[start of Exercise input]

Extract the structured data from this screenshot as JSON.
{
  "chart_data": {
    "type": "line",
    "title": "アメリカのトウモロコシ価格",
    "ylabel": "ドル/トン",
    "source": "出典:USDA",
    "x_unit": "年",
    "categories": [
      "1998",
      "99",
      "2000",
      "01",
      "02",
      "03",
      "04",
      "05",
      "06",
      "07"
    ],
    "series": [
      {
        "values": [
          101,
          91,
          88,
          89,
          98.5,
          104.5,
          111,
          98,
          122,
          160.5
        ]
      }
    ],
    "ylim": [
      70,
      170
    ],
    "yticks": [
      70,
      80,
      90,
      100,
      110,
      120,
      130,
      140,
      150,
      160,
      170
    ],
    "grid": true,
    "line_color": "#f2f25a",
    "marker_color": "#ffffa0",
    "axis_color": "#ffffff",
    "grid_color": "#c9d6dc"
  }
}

[end of Exercise input]

Exercise instructions:
Retype each record exactly, leaving nothing out.

Complete answer:
Extract the structured data from this screenshot as JSON.
{
  "chart_data": {
    "type": "line",
    "title": "アメリカのトウモロコシ価格",
    "ylabel": "ドル/トン",
    "source": "出典:USDA",
    "x_unit": "年",
    "categories": [
      "1998",
      "99",
      "2000",
      "01",
      "02",
      "03",
      "04",
      "05",
      "06",
      "07"
    ],
    "series": [
      {
        "values": [
          101,
          91,
          88,
          89,
          98.5,
          104.5,
          111,
          98,
          122,
          160.5
        ]
      }
    ],
    "ylim": [
      70,
      170
    ],
    "yticks": [
      70,
      80,
      90,
      100,
      110,
      120,
      130,
      140,
      150,
      160,
      170
    ],
    "grid": true,
    "line_color": "#f2f25a",
    "marker_color": "#ffffa0",
    "axis_color": "#ffffff",
    "grid_color": "#c9d6dc"
  }
}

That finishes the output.